## BEGIN Source passage

Along with a critical discussion, you can view the article here (a useful site). It contains much thoughtful analysis of the place of cock-fighting in Balinese society, but here I”d just like to cite his description of his own relationship with the village —which again remind me strongly of my experience in China.
Early in April of 1958, my wife and I arrived, malarial and diffident, in a Balinese village we intended, as anthropologists, to study. A small place, about five hundred people, and relatively remote, it was its own world. We were intruders, professional ones, and the villagers dealt with us as Balinese seem always to deal with people not part of their life who yet press themselves upon them: as though we were not there. For them, and to a degree for ourselves, we were nonpersons, specters, invisible men.
They moved into an extended family compound, and were soon ignored by most of the village population. But
The indifference, of course, was studied; the villagers were watching every move we made and they had an enormous amount of quite accurate information about who we were and what we were going to be doing. But they acted as if we simply did not exist, which, in fact, as this behavior was designed to inform us, we did not, or anyway not yet.
Ten days or so after their arrival, a large cockfight was held in the public square to raise money for a new school. Most such fights were illegal—with echoes of Chinese values, they were regarded as “primitive,” “backward,” “unprogressive,” and generally unbecoming an ambitious nation. For several reasons the villagers supposed that they could hold this fight without attracting the attention of the law.
But they were wrong. Soon a truck full of policemen armed with machine guns roared up, with villagers scattering in all directions. Geertz and his wife followed suit, following another fugitive as he ducked into a compound—his own, it turned out.
As the three of us came tumbling into the courtyard, his wife, who had apparently been through this sort of thing before, whipped out a table, a tablecloth, three chairs, and three cups of tea, and we all, without any explicit communication whatsoever, sat down, commenced to sip tea, and sought to compose ourselves.
A policeman soon arrived.
Seeing my wife and I, “White Men”, there in the yard, the policeman performed a classic double take. When he found his voice again he asked, approximately, what in the devil did we think we were doing there. Our host of five minutes leaped instantly to our defense, producing an impassioned description of who and what we were, so detailed and so accurate that it was my turn, having barely communicated with a living human being save my landlord and the village chief for more than a week, to be astonished. We had a perfect right to be there, he said, looking the Javanese upstart in the eye. We were American professors; the government had cleared us; we were there to study culture; we were going to write a book to tell Americans about Bali. And we had all been there drinking tea and talking about cultural matters all afternoon and did not know anything about any cockfight.

## END Source passage
## BEGIN Provided data

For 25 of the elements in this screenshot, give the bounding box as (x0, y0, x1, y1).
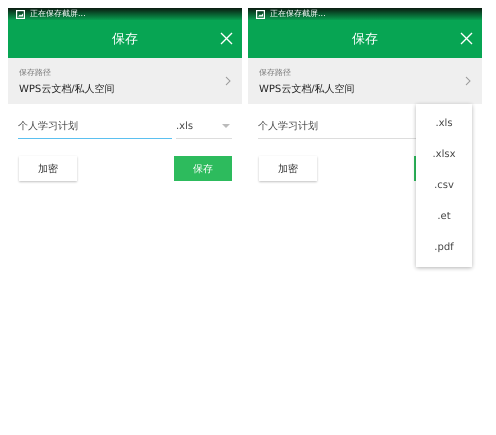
filename-field[interactable]: 个人学习计划 (18, 114, 172, 139)
encrypt-button[interactable]: 加密 (19, 156, 77, 181)
path-value: WPS云文档/私人空间 (19, 82, 115, 96)
path-label: 保存路径 (259, 66, 292, 78)
encrypt-button[interactable]: 加密 (259, 156, 317, 181)
image-icon (16, 10, 25, 18)
chevron-icon (225, 76, 231, 86)
dialog-title: 保存 (112, 31, 138, 48)
save-path-panel[interactable]: 保存路径 WPS云文档/私人空间 (8, 58, 242, 104)
dialog-title: 保存 (352, 31, 378, 48)
menu-option[interactable]: .xlsx (416, 139, 472, 170)
menu-option[interactable]: .pdf (416, 232, 472, 263)
path-label: 保存路径 (19, 66, 52, 78)
status-text: 正在保存截屏... (270, 9, 326, 19)
caret-icon (222, 124, 230, 128)
extension-dropdown[interactable]: .xls (176, 114, 232, 139)
save-path-panel[interactable]: 保存路径 WPS云文档/私人空间 (248, 58, 482, 104)
image-icon (256, 10, 265, 18)
close-icon[interactable] (460, 32, 473, 45)
path-value: WPS云文档/私人空间 (259, 82, 355, 96)
chevron-icon (465, 76, 471, 86)
menu-option[interactable]: .et (416, 201, 472, 232)
menu-option[interactable]: .csv (416, 170, 472, 201)
status-text: 正在保存截屏... (30, 9, 86, 19)
close-icon[interactable] (220, 32, 233, 45)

## END Provided data

▶ [Parts of the exercise]:
1/ Please repeat the Bali cockfight passage word for word, everything from "Early in April" down to "specters, invisible men.".
2/ Carry on the Bali cockfight passage, starting after its last sentence.
None of the lines are needed here.

▶ [Answers for the tasks]:
1/
Early in April of 1958, my wife and I arrived, malarial and diffident, in a Balinese village we intended, as anthropologists, to study. A small place, about five hundred people, and relatively remote, it was its own world. We were intruders, professional ones, and the villagers dealt with us as Balinese seem always to deal with people not part of their life who yet press themselves upon them: as though we were not there. For them, and to a degree for ourselves, we were nonpersons, specters, invisible men.

2/
The next morning the village was a completely different world for us. Not only were we no longer invisible, we were suddenly the center of all attention, the object of a great outpouring of warmth, interest, and, most especially, amusement. Everyone in the village knew we had fled like everyone else. They asked us about it again and again (I must have told the story, small detail by small detail, fifty times by the end of the day), gently, affectionately, but quite insistently teasing us: “Why didn’t you just stand there and tell the police who you were?” “Why didn’t you just say you were only watching and not betting?” “Were you really afraid of those little guns?” As always, kinesthetically minded and, even when fleeing for their lives (or, as happened eight years later, surrendering them), the world’s most poised people, they gleefully mimicked, also over and over again, our graceless style of running and what they claimed were our panic-stricken facial expressions. But above all, everyone was extremely pleased and even more surprised that we had not simply “pulled out our papers” (they knew about those too) and asserted our Distinguished Visitor status, but had instead demonstrated our solidarity with what were now our covillagers. (What we had actually demonstrated was our cowardice, but there is fellowship in that too.) Even the Brahmana priest, an old, grave, half-way-to-Heaven type who because of its associations with the underworld would never be involved, even distantly, in a cockfight, and was difficult to approach even to other Balinese, had us called into his courtyard to ask us about what had happened, chuckling happily at the sheer extraordinariness of it all.
In Bali, to be teased is to be accepted. It was the turning point so far as our relationship to the community was concerned, and we were quite literally “in.” The whole village opened up to us, probably more than it ever would have otherwise (I might actually never have gotten to that priest and our accidental host became one of my best informants), and certainly very much faster. Getting caught, or almost caught, in a vice raid [SJ: cf. my own run-ins with the Chinese constabulary] is perhaps not a very generalizable recipe for achieving that mysterious necessity of anthropological field work, rapport, but for me it worked very well. It led to a sudden and unusually complete acceptance into a society extremely difficult for outsiders to penetrate. It gave me the kind of immediate, inside view grasp of an aspect of “peasant mentality” that anthropologists not fortunate enough to flee headlong with their subjects from armed authorities normally do not get. And, perhaps most important of all, for the other things might have come in other ways, it put me very quickly on to a combination emotional explosion, status war, and philosophical drama of central significance to the society whose inner nature I desired to understand. By the time I left I had spent about as much time looking into cockfights as into witchcraft, irrigation, caste, or marriage.
On the Li family Daoists, there are modest echoes of Geertz’s approach under “A flawed funeral” in ch.19 of my book, introduced in this post. Note also Catherine Bell’s fine survey of the history of ritual studies.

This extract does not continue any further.